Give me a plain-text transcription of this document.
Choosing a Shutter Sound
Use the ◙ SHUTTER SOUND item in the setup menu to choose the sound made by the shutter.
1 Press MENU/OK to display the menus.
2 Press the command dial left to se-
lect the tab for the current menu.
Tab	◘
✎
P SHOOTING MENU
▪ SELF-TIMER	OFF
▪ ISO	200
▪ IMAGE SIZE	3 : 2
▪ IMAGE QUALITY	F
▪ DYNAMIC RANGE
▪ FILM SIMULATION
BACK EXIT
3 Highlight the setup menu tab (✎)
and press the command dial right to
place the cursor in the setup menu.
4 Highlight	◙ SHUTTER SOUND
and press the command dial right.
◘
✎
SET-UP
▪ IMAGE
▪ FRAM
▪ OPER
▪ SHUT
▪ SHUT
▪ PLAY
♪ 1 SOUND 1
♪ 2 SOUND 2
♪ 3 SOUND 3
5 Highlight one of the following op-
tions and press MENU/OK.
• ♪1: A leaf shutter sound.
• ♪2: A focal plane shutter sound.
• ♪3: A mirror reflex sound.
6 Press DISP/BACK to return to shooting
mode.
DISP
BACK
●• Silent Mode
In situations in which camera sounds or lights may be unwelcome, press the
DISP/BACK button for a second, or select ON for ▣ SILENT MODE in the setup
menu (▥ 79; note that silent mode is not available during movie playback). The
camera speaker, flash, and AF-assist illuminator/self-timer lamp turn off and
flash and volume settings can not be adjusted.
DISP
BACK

★ ★ ★ ★ ★ ★ ★

From the records above, extract every line exactly as it stands.

Give me a plain-text transcription of this document.
Choosing a Shutter Sound
Use the ◙ SHUTTER SOUND item in the setup menu to choose the sound made by the shutter.
1 Press MENU/OK to display the menus.
2 Press the command dial left to se-
lect the tab for the current menu.
Tab	◘
✎
P SHOOTING MENU
▪ SELF-TIMER	OFF
▪ ISO	200
▪ IMAGE SIZE	3 : 2
▪ IMAGE QUALITY	F
▪ DYNAMIC RANGE
▪ FILM SIMULATION
BACK EXIT
3 Highlight the setup menu tab (✎)
and press the command dial right to
place the cursor in the setup menu.
4 Highlight	◙ SHUTTER SOUND
and press the command dial right.
◘
✎
SET-UP
▪ IMAGE
▪ FRAM
▪ OPER
▪ SHUT
▪ SHUT
▪ PLAY
♪ 1 SOUND 1
♪ 2 SOUND 2
♪ 3 SOUND 3
5 Highlight one of the following op-
tions and press MENU/OK.
• ♪1: A leaf shutter sound.
• ♪2: A focal plane shutter sound.
• ♪3: A mirror reflex sound.
6 Press DISP/BACK to return to shooting
mode.
DISP
BACK
●• Silent Mode
In situations in which camera sounds or lights may be unwelcome, press the
DISP/BACK button for a second, or select ON for ▣ SILENT MODE in the setup
menu (▥ 79; note that silent mode is not available during movie playback). The
camera speaker, flash, and AF-assist illuminator/self-timer lamp turn off and
flash and volume settings can not be adjusted.
DISP
BACK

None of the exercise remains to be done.